*** Opening of Dataset content ***
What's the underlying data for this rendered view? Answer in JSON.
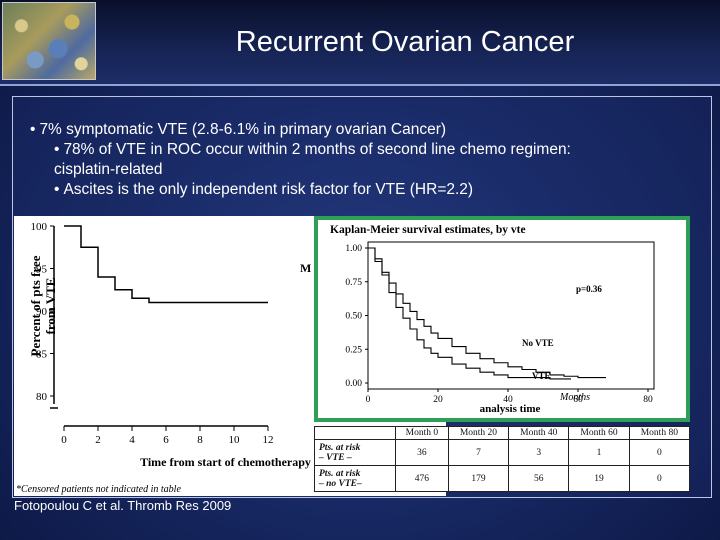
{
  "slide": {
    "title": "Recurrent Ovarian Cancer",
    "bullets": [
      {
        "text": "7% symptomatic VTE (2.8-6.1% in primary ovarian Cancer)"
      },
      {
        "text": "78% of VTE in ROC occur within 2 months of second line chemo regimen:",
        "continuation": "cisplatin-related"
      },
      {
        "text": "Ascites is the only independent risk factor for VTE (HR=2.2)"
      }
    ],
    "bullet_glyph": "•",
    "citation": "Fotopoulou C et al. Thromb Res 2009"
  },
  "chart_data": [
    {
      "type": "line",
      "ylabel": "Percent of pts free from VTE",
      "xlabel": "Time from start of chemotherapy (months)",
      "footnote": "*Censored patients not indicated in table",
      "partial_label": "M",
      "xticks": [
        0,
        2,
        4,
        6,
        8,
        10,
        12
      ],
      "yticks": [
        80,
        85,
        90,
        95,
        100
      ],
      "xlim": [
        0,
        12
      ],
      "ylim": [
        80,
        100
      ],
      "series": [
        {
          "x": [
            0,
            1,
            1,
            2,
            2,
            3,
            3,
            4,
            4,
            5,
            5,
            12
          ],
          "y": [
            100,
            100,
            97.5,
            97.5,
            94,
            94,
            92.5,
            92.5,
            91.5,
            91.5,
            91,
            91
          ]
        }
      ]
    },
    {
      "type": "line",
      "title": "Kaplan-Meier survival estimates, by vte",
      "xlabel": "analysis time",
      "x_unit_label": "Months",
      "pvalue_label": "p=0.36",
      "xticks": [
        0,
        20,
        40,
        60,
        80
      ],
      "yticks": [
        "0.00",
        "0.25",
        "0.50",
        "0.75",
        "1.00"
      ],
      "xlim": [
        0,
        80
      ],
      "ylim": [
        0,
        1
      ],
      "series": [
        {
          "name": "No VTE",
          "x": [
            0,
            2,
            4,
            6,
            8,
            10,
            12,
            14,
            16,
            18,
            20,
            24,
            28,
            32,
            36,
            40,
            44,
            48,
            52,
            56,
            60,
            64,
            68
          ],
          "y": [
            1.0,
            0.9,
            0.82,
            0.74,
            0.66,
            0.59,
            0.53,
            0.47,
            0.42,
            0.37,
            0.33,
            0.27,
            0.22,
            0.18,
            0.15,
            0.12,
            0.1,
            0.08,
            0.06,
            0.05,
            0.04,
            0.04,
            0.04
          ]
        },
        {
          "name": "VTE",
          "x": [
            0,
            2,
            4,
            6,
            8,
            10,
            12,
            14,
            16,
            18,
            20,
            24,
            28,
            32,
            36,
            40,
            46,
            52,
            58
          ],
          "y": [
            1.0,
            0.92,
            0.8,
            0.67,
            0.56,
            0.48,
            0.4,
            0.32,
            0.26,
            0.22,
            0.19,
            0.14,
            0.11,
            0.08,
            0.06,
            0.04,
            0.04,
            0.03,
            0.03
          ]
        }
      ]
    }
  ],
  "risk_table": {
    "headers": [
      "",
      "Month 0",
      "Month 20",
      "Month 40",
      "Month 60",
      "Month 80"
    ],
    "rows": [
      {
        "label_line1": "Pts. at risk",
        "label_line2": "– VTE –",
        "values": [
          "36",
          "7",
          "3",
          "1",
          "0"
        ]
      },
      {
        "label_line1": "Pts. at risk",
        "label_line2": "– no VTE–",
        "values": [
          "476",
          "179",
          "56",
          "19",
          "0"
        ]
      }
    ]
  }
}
*** Close of Dataset content ***
* Task to carry out *
Retype the records verbatim, but not their images.

* Answer to this task *
What's the underlying data for this rendered view? Answer in JSON.
{
  "slide": {
    "title": "Recurrent Ovarian Cancer",
    "bullets": [
      {
        "text": "7% symptomatic VTE (2.8-6.1% in primary ovarian Cancer)"
      },
      {
        "text": "78% of VTE in ROC occur within 2 months of second line chemo regimen:",
        "continuation": "cisplatin-related"
      },
      {
        "text": "Ascites is the only independent risk factor for VTE (HR=2.2)"
      }
    ],
    "bullet_glyph": "•",
    "citation": "Fotopoulou C et al. Thromb Res 2009"
  },
  "chart_data": [
    {
      "type": "line",
      "ylabel": "Percent of pts free from VTE",
      "xlabel": "Time from start of chemotherapy (months)",
      "footnote": "*Censored patients not indicated in table",
      "partial_label": "M",
      "xticks": [
        0,
        2,
        4,
        6,
        8,
        10,
        12
      ],
      "yticks": [
        80,
        85,
        90,
        95,
        100
      ],
      "xlim": [
        0,
        12
      ],
      "ylim": [
        80,
        100
      ],
      "series": [
        {
          "x": [
            0,
            1,
            1,
            2,
            2,
            3,
            3,
            4,
            4,
            5,
            5,
            12
          ],
          "y": [
            100,
            100,
            97.5,
            97.5,
            94,
            94,
            92.5,
            92.5,
            91.5,
            91.5,
            91,
            91
          ]
        }
      ]
    },
    {
      "type": "line",
      "title": "Kaplan-Meier survival estimates, by vte",
      "xlabel": "analysis time",
      "x_unit_label": "Months",
      "pvalue_label": "p=0.36",
      "xticks": [
        0,
        20,
        40,
        60,
        80
      ],
      "yticks": [
        "0.00",
        "0.25",
        "0.50",
        "0.75",
        "1.00"
      ],
      "xlim": [
        0,
        80
      ],
      "ylim": [
        0,
        1
      ],
      "series": [
        {
          "name": "No VTE",
          "x": [
            0,
            2,
            4,
            6,
            8,
            10,
            12,
            14,
            16,
            18,
            20,
            24,
            28,
            32,
            36,
            40,
            44,
            48,
            52,
            56,
            60,
            64,
            68
          ],
          "y": [
            1.0,
            0.9,
            0.82,
            0.74,
            0.66,
            0.59,
            0.53,
            0.47,
            0.42,
            0.37,
            0.33,
            0.27,
            0.22,
            0.18,
            0.15,
            0.12,
            0.1,
            0.08,
            0.06,
            0.05,
            0.04,
            0.04,
            0.04
          ]
        },
        {
          "name": "VTE",
          "x": [
            0,
            2,
            4,
            6,
            8,
            10,
            12,
            14,
            16,
            18,
            20,
            24,
            28,
            32,
            36,
            40,
            46,
            52,
            58
          ],
          "y": [
            1.0,
            0.92,
            0.8,
            0.67,
            0.56,
            0.48,
            0.4,
            0.32,
            0.26,
            0.22,
            0.19,
            0.14,
            0.11,
            0.08,
            0.06,
            0.04,
            0.04,
            0.03,
            0.03
          ]
        }
      ]
    }
  ],
  "risk_table": {
    "headers": [
      "",
      "Month 0",
      "Month 20",
      "Month 40",
      "Month 60",
      "Month 80"
    ],
    "rows": [
      {
        "label_line1": "Pts. at risk",
        "label_line2": "– VTE –",
        "values": [
          "36",
          "7",
          "3",
          "1",
          "0"
        ]
      },
      {
        "label_line1": "Pts. at risk",
        "label_line2": "– no VTE–",
        "values": [
          "476",
          "179",
          "56",
          "19",
          "0"
        ]
      }
    ]
  }
}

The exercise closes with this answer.